Then Adam Croft’s interview with the ever-helpful The Creative Penn added more ammunition, followed up with Reedsy’s course and various other marketing advisors.
Time to dip my toe in the water.
Lovely ad for the first in my series. But I dropped the price, thinking it would be an incentive. First mistake of many. (See Lesson 1.) In June, my first month of ad spend, I lost around £100. After studying more carefully and making adjustments, in month two, I made a decent profit. Feeling more confident, I tried new ads. Month three, I’ve quintupled my sales and I’m getting an ROI of 40% plus a whole host of new readers.
I am not an expert and far wiser minds will offer more sophisticated and expert advice. So as a seasoned writer but amateur marketer, here are the lessons I learned.
Lesson 1. Ads work best for higher-priced products such as boxsets but rarely for single books or special offers. (Advertising a discounted book is best done on the many freebie/bargain channels.) However, if you have a well-branded series, especially crime/historical fiction/sci-fi & fantasy, it’s worth trying FB/AMS ads.
Lesson 2: Image is crucial - simple, striking designs, featuring the book(s) work best.
On Facebook, you have more design influence. Blue is a bad idea as it blends with FB tones and won’t stand out but orange/yellow work well. Here’s a successful Facebook ad for one of mine, chosen especially to go with a “holiday read” promotion.
Lesson 3: Use congruence – text on ad which matches what the potential buyer sees on your sales page. (In my case; Europe, crime, Beatrice Stubbs, series, detective) Don’t be afraid to use the tagline in your ad or anything that reassures the reader they’re in the right place. And if you’re advertising on mobile/cell phones, make sure the image works in black and white.
Lesson 4: When it comes to Amazon, your only choice is to use the book cover as your image. I know Tread Softly is the most appealing and award-winning cover in my collection, so I chose to advertise that one in addition to my boxset.
The only other element you can control (apart from Keywords - see below) is the copy. You only have 150 characters. Here’s what went with the cover above.
Basque Country, Spain.
A true detective is never off duty.
Beatrice Stubbs is up to her neck in corruption, blackmail and Rioja.
Lesson 5: Link to the Amazon page for the appropriate country – ie, if advertising in the US use Amazon.com and Amazon.de for Germany, etc. You can also use Authl.it to make sure the link redirects your readers to their home site.
Lesson 6: Target carefully. This is IMPORTANT. Make a profile of your ideal reader. Look at Also-boughts of yours and similar writers in your genre. Use Facebook's Audience Insights feature. Amazon offers a variety of tools and suggestions but you know your book and its place 'on the shelf' better than anyone. It sounds stupidly obvious but reach readers who will read and enjoy your work. I write not-gory, intelligent European crime fiction. If I target fans of erotica and sci-fi or slasher horror, I'm onto a loser. If I target fans of Kate Atkinson, Louise Penny, Kathy Reichs or Henning Mankell, I'm far more likely to find friendly readers.

=-=-=-=-=

-- Given task a --
Please copy the records' lines word for word, beginning at the line that has "text-line: 活，严格执行民主集中制和请示报告制度，增强政治功能、组织 (139, 942, 853, 971)" and stopping after the line that has "349, 830, 378)".
The text and the records come from unrelated sources.

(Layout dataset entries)
=-=-=-=-=

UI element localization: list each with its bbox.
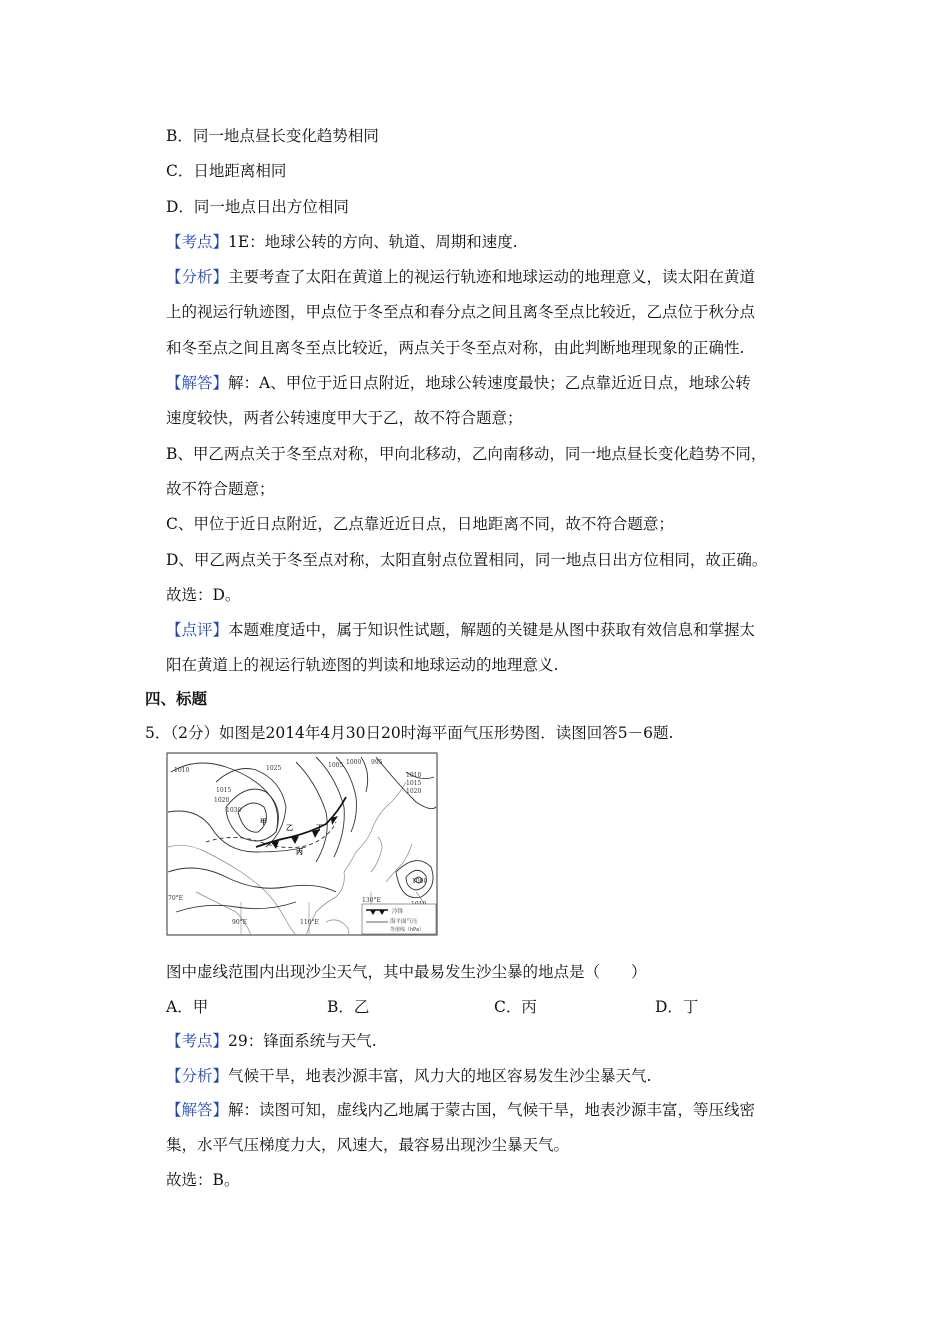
legend-isobar-unit: 等值线（hPa） (390, 927, 425, 933)
q5-jieda-line: 集，水平气压梯度力大，风速大，最容易出现沙尘暴天气。 (166, 1136, 570, 1154)
kaodian-row (166, 232, 518, 252)
isobar-label: 1015 (406, 780, 422, 787)
jieda-line: D、甲乙两点关于冬至点对称，太阳直射点位置相同，同一地点日出方位相同，故正确。 (166, 551, 768, 569)
jieda-line: 解：A、甲位于近日点附近，地球公转速度最快；乙点靠近近日点，地球公转 (228, 374, 751, 392)
isobar-label: 1000 (412, 878, 428, 885)
dianping-line: 阳在黄道上的视运行轨迹图的判读和地球运动的地理意义. (166, 656, 559, 674)
point-ding: 丁 (316, 824, 323, 832)
q5-fenxi-tag: 【分析】 (166, 1067, 229, 1085)
map-legend (362, 904, 436, 934)
longitude-label: 130°E (362, 897, 381, 904)
jieda-line: C、甲位于近日点附近，乙点靠近近日点，日地距离不同，故不符合题意； (166, 515, 674, 533)
longitude-label: 90°E (232, 919, 248, 926)
jieda-line: 故选：D。 (166, 586, 241, 604)
fenxi-line: 主要考查了太阳在黄道上的视运行轨迹和地球运动的地理意义，读太阳在黄道 (228, 268, 756, 286)
dianping-line: 本题难度适中，属于知识性试题，解题的关键是从图中获取有效信息和掌握太 (228, 621, 756, 639)
jieda-row (166, 373, 751, 393)
jieda-tag: 【解答】 (166, 374, 229, 392)
isobar-label: 1025 (266, 765, 282, 772)
fenxi-tag: 【分析】 (166, 268, 229, 286)
dianping-tag: 【点评】 (166, 621, 229, 639)
q5-option-b: B．乙 (327, 998, 370, 1016)
weather-map (166, 752, 438, 936)
legend-isobar: 海平面气压 (390, 919, 418, 925)
q5-kaodian-row (166, 1031, 377, 1051)
kaodian-tag: 【考点】 (166, 233, 229, 251)
isobar-label: 1020 (406, 788, 422, 795)
q5-jieda-row (166, 1100, 755, 1120)
kaodian-text: 1E：地球公转的方向、轨道、周期和速度. (228, 233, 518, 251)
option-d: D．同一地点日出方位相同 (166, 198, 349, 216)
q5-kaodian-tag: 【考点】 (166, 1032, 229, 1050)
isobar-label: 1010 (174, 767, 190, 774)
q5-jieda-line: 故选：B。 (166, 1171, 240, 1189)
q5-fenxi-row (166, 1066, 651, 1086)
q5-stem: 5．（2分）如图是2014年4月30日20时海平面气压形势图．读图回答5－6题. (145, 724, 674, 742)
longitude-label: 70°E (168, 895, 184, 902)
q5-fenxi-text: 气候干旱，地表沙源丰富，风力大的地区容易发生沙尘暴天气. (228, 1067, 652, 1085)
isobar-label: 1030 (226, 807, 242, 814)
q5-question: 图中虚线范围内出现沙尘天气，其中最易发生沙尘暴的地点是（ ） (166, 963, 647, 981)
section-heading: 四、标题 (145, 689, 208, 708)
q5-option-a: A．甲 (166, 998, 209, 1016)
fenxi-line: 上的视运行轨迹图，甲点位于冬至点和春分点之间且离冬至点比较近，乙点位于秋分点 (166, 303, 756, 321)
point-bing: 丙 (296, 848, 303, 856)
option-c: C．日地距离相同 (166, 162, 287, 180)
isobar-label: 1000 (346, 759, 362, 766)
fenxi-line: 和冬至点之间且离冬至点比较近，两点关于冬至点对称，由此判断地理现象的正确性. (166, 339, 745, 357)
isobar-label: 1005 (328, 762, 344, 769)
option-b: B．同一地点昼长变化趋势相同 (166, 127, 379, 145)
isobar-label: 1010 (406, 772, 422, 779)
q5-jieda-tag: 【解答】 (166, 1101, 229, 1119)
q5-kaodian-text: 29：锋面系统与天气. (228, 1032, 377, 1050)
fenxi-row (166, 267, 755, 287)
q5-option-c: C．丙 (494, 998, 537, 1016)
q5-jieda-line: 解：读图可知，虚线内乙地属于蒙古国，气候干旱，地表沙源丰富，等压线密 (228, 1101, 756, 1119)
jieda-line: 故不符合题意； (166, 480, 275, 498)
legend-cold-front: 冷锋 (392, 909, 404, 915)
jieda-line: 速度较快，两者公转速度甲大于乙，故不符合题意； (166, 409, 523, 427)
dianping-row (166, 620, 755, 640)
point-yi: 乙 (286, 824, 293, 832)
point-jia: 甲 (260, 818, 267, 826)
isobar-label: 1015 (216, 787, 232, 794)
isobar-label: 1020 (214, 797, 230, 804)
longitude-label: 110°E (300, 919, 319, 926)
isobar-label: 995 (371, 759, 383, 766)
jieda-line: B、甲乙两点关于冬至点对称，甲向北移动，乙向南移动，同一地点昼长变化趋势不同， (166, 445, 767, 463)
q5-option-d: D．丁 (655, 998, 699, 1016)
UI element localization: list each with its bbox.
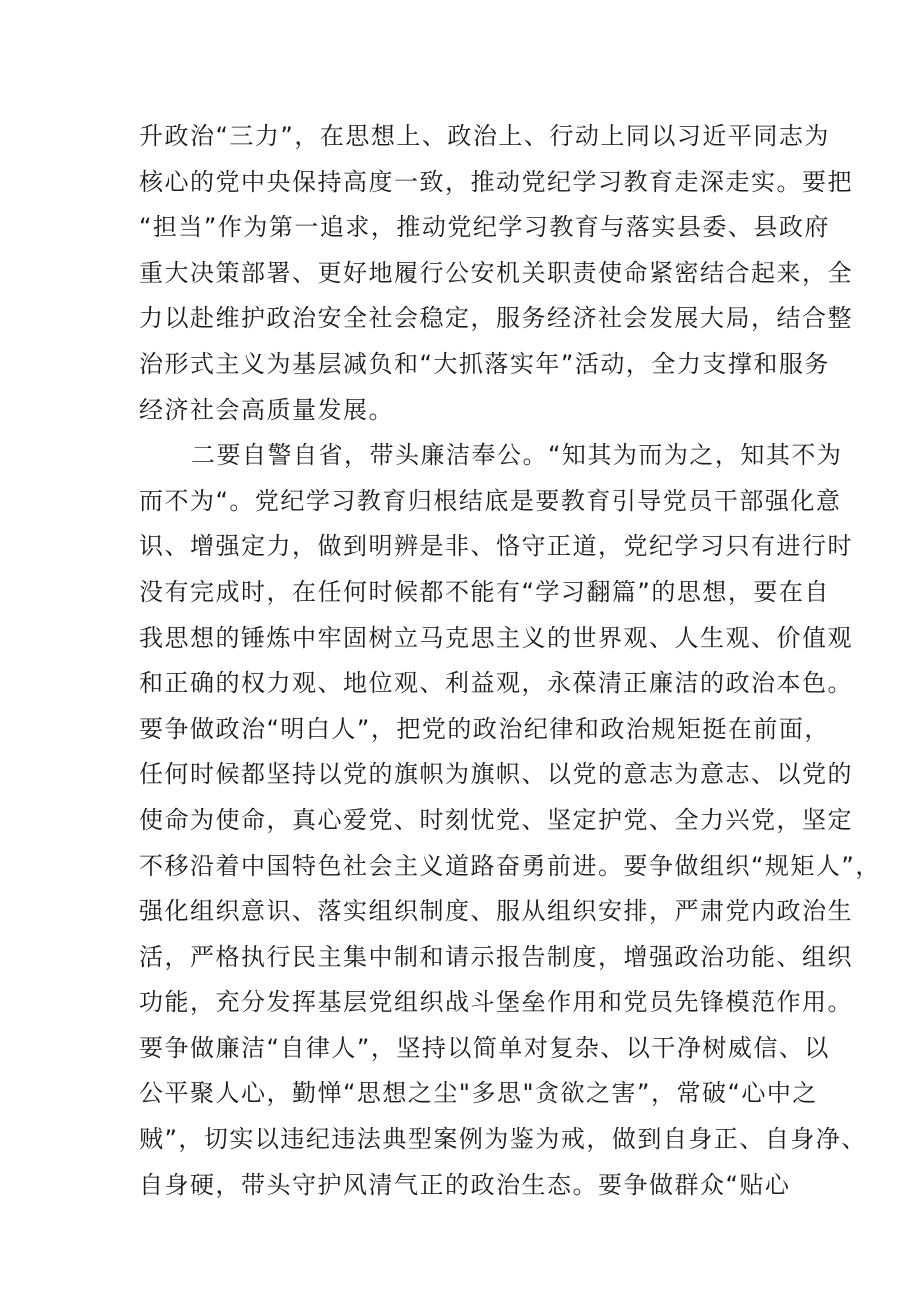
text-line: 活，严格执行民主集中制和请示报告制度，增强政治功能、组织 (139, 942, 853, 971)
text-line: 公平聚人心，勤惮“思想之尘"多思"贪欲之害”，常破“心中之 (139, 1079, 818, 1108)
text-line: 要争做政治“明白人”，把党的政治纪律和政治规矩挺在前面， (139, 714, 830, 743)
text-line: 而不为“。党纪学习教育归根结底是要教育引导党员干部强化意 (139, 486, 842, 515)
text-line: 升政治“三力”，在思想上、政治上、行动上同以习近平同志为 (139, 122, 830, 150)
text-line: 治形式主义为基层减负和“大抓落实年”活动，全力支撑和服务 (139, 349, 830, 378)
text-line: 我思想的锤炼中牢固树立马克思主义的世界观、人生观、价值观 (139, 623, 853, 652)
text-line: 任何时候都坚持以党的旗帜为旗帜、以党的意志为意志、以党的 (139, 760, 853, 789)
text-line: “担当”作为第一追求，推动党纪学习教育与落实县委、县政府 (139, 213, 830, 242)
text-line: 要争做廉洁“自律人”，坚持以简单对复杂、以干净树威信、以 (139, 1033, 830, 1062)
text-line: 不移沿着中国特色社会主义道路奋勇前进。要争做组织“规矩人”， (139, 851, 881, 880)
text-line: 和正确的权力观、地位观、利益观，永葆清正廉洁的政治本色。 (139, 669, 853, 698)
text-line: 没有完成时，在任何时候都不能有“学习翻篇”的思想，要在自 (139, 577, 830, 606)
text-line: 经济社会高质量发展。 (139, 395, 394, 424)
text-line: 使命为使命，真心爱党、时刻忧党、坚定护党、全力兴党，坚定 (139, 805, 853, 834)
body-text (139, 114, 881, 1208)
text-line: 核心的党中央保持高度一致，推动党纪学习教育走深走实。要把 (139, 167, 853, 196)
text-line: 强化组织意识、落实组织制度、服从组织安排，严肃党内政治生 (139, 897, 853, 926)
text-line: 自身硬，带头守护风清气正的政治生态。要争做群众“贴心 (139, 1170, 791, 1199)
text-line: 贼”，切实以违纪违法典型案例为鉴为戒，做到自身正、自身净、 (139, 1125, 867, 1154)
text-line: 二要自警自省，带头廉洁奉公。“知其为而为之，知其不为 (191, 441, 843, 470)
text-line: 识、增强定力，做到明辨是非、恪守正道，党纪学习只有进行时 (139, 532, 853, 561)
text-line: 功能，充分发挥基层党组织战斗堡垒作用和党员先锋模范作用。 (139, 988, 853, 1017)
text-line: 力以赴维护政治安全社会稳定，服务经济社会发展大局，结合整 (139, 304, 853, 333)
text-line: 重大决策部署、更好地履行公安机关职责使命紧密结合起来，全 (139, 258, 853, 287)
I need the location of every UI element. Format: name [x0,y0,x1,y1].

=-=-=-=-=

-- Given task b --
Rewrite the text on book advertising, beginning at the words "Lovely ad for" and stopping after "of new readers.", with "June" changed to "July".

-- Problem solution a --
text-line: 活，严格执行民主集中制和请示报告制度，增强政治功能、组织 (139, 942, 853, 971)
text-line: 公平聚人心，勤惮“思想之尘"多思"贪欲之害”，常破“心中之 (139, 1079, 818, 1108)
text-line: 要争做政治“明白人”，把党的政治纪律和政治规矩挺在前面， (139, 714, 830, 743)
text-line: 而不为“。党纪学习教育归根结底是要教育引导党员干部强化意 (139, 486, 842, 515)
text-line: 升政治“三力”，在思想上、政治上、行动上同以习近平同志为 (139, 122, 830, 150)
text-line: 治形式主义为基层减负和“大抓落实年”活动，全力支撑和服务 (139, 349, 830, 378)

-- Problem solution b --
Lovely ad for the first in my series. But I dropped the price, thinking it would be an incentive. First mistake of many. (See Lesson 1.) In July, my first month of ad spend, I lost around £100. After studying more carefully and making adjustments, in month two, I made a decent profit. Feeling more confident, I tried new ads. Month three, I’ve quintupled my sales and I’m getting an ROI of 40% plus a whole host of new readers.